Set problem: Pull every line containing "Blackman" from the entries.

Excerpted data:
---

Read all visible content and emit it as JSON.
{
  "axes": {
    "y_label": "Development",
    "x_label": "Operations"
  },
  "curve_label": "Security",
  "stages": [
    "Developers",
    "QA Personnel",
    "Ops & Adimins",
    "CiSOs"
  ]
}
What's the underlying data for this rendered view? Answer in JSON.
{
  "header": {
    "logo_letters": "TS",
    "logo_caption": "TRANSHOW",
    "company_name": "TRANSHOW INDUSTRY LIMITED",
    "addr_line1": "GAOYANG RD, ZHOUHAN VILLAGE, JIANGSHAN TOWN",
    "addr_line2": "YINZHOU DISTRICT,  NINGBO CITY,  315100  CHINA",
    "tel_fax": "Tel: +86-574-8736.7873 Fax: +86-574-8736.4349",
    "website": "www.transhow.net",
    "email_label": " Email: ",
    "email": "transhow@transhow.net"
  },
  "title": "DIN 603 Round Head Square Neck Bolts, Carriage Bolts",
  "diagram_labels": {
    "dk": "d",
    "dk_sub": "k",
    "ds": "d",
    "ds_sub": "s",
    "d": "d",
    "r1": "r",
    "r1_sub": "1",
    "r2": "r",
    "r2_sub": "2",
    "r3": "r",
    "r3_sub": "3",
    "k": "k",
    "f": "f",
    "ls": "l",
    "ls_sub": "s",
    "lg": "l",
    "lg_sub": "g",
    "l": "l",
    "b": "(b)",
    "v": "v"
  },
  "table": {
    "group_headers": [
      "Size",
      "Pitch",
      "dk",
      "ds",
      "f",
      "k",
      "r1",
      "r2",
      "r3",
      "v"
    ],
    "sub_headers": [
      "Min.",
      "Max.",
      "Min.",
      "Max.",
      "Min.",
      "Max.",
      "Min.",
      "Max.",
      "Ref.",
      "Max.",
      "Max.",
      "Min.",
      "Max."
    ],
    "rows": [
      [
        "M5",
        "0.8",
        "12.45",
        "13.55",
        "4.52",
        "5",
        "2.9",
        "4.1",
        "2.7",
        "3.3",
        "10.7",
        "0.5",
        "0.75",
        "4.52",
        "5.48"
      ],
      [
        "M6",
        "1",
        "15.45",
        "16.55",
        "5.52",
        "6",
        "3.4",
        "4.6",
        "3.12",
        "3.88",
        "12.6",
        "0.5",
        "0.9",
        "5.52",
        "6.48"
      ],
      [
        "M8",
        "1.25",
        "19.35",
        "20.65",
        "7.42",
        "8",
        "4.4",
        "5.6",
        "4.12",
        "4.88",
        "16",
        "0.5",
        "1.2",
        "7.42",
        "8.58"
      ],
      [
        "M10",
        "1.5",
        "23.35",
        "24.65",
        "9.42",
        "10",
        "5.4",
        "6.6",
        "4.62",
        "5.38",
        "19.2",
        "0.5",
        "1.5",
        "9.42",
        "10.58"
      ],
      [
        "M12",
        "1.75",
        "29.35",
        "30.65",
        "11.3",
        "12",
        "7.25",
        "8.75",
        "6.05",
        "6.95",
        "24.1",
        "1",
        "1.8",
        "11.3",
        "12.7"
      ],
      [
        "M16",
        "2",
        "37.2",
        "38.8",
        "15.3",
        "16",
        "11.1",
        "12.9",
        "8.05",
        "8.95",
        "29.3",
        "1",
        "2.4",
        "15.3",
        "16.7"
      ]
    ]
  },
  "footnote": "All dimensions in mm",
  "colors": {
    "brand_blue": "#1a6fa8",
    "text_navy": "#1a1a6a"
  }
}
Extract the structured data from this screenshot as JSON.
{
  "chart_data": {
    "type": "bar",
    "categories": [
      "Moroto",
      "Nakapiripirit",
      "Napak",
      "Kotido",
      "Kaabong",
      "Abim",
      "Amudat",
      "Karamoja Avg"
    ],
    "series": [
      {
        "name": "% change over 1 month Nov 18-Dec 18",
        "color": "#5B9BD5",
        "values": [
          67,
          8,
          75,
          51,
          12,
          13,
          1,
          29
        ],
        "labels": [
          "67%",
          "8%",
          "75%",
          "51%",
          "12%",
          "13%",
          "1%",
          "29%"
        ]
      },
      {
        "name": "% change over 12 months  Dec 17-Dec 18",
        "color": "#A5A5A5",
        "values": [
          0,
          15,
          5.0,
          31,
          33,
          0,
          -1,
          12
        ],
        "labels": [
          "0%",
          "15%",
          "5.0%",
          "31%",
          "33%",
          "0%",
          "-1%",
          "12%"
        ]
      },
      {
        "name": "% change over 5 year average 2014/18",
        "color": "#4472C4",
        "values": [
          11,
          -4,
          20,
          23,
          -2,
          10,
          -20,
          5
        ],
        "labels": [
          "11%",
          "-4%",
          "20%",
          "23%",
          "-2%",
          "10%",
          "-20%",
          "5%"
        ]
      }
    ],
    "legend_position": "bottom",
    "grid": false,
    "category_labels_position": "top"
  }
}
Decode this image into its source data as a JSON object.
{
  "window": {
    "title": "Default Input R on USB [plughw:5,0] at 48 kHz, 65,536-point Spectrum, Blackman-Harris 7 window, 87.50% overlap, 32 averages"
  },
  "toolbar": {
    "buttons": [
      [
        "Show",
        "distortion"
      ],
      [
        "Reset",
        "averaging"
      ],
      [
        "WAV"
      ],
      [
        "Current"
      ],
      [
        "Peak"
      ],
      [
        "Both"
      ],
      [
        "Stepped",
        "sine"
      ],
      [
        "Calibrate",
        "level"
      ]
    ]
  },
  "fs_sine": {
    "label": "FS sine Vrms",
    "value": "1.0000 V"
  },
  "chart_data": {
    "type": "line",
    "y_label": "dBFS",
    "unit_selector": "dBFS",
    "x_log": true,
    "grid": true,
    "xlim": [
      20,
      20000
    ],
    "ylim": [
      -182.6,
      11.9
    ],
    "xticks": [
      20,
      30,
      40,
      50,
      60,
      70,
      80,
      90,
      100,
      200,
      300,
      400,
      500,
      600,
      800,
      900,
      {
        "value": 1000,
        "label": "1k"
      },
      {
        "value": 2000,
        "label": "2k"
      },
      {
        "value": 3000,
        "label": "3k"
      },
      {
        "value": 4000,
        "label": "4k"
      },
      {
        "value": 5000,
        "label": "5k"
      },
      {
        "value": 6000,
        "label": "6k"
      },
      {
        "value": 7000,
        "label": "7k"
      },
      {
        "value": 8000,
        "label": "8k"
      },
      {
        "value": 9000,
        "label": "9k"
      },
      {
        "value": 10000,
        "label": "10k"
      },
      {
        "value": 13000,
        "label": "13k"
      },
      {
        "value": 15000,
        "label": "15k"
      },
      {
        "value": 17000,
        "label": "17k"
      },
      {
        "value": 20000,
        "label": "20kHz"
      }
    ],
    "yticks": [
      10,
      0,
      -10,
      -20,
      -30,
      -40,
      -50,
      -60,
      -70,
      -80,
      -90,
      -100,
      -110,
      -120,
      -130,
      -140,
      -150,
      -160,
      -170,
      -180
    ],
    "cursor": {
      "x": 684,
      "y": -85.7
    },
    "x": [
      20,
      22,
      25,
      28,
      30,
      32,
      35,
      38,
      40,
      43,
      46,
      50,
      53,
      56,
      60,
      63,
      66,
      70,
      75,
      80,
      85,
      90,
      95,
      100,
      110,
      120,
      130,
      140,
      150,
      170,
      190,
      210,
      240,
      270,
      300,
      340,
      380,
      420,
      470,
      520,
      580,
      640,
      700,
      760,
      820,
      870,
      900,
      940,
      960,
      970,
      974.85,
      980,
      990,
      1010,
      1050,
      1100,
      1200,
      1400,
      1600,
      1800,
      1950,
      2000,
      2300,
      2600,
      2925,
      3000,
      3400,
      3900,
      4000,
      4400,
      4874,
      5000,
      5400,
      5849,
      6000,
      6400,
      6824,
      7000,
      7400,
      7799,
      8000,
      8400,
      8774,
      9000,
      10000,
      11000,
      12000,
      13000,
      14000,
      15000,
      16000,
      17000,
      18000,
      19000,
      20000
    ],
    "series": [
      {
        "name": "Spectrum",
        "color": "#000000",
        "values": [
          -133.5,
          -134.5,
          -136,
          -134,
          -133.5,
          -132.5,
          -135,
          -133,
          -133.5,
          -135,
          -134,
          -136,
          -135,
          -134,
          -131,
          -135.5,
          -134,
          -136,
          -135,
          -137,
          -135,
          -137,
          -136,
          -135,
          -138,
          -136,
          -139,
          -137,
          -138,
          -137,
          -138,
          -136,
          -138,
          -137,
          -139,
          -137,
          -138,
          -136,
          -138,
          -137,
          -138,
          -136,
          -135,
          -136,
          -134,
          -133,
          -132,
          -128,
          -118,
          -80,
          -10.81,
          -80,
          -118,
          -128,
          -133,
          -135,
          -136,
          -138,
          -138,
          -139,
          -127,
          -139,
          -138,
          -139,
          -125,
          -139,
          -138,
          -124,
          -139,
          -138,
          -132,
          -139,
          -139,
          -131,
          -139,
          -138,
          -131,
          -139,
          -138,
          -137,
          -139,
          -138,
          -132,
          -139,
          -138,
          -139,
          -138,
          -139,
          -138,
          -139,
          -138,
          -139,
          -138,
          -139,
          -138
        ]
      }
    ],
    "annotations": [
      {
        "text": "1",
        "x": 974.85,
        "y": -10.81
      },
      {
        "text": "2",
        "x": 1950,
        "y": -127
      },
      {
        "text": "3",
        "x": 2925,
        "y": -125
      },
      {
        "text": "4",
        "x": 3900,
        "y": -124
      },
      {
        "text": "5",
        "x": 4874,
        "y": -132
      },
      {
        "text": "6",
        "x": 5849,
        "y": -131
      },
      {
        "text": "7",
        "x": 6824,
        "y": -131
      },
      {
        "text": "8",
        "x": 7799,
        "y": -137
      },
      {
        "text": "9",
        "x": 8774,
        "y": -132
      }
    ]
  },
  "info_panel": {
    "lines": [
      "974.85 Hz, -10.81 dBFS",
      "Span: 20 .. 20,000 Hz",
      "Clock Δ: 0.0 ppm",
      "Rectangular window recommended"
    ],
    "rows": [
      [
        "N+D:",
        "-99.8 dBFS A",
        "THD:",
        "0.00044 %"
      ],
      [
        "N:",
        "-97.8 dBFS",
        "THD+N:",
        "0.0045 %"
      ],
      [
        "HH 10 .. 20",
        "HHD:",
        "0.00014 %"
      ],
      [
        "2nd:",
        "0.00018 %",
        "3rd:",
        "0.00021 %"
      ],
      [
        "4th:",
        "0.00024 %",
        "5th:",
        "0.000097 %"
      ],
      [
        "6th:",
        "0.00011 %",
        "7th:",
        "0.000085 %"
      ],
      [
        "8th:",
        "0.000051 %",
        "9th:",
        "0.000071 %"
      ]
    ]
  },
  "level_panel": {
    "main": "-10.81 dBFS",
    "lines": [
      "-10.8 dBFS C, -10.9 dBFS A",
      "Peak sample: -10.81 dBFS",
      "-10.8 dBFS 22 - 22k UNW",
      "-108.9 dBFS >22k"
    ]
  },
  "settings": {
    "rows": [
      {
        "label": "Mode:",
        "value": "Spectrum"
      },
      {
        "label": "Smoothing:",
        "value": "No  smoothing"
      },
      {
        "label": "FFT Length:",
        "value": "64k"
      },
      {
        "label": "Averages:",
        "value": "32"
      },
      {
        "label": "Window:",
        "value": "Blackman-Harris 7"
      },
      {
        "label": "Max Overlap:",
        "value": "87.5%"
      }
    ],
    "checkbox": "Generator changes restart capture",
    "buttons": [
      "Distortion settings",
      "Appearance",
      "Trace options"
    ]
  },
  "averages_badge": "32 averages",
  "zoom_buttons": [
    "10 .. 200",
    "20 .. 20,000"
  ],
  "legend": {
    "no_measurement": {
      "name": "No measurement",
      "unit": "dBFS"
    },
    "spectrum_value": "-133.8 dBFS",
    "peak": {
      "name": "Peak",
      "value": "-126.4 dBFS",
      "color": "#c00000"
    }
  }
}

---

Written response:
    "title": "Default Input R on USB [plughw:5,0] at 48 kHz, 65,536-point Spectrum, Blackman-Harris 7 window, 87.50% overlap, 32 averages"
        "value": "Blackman-Harris 7"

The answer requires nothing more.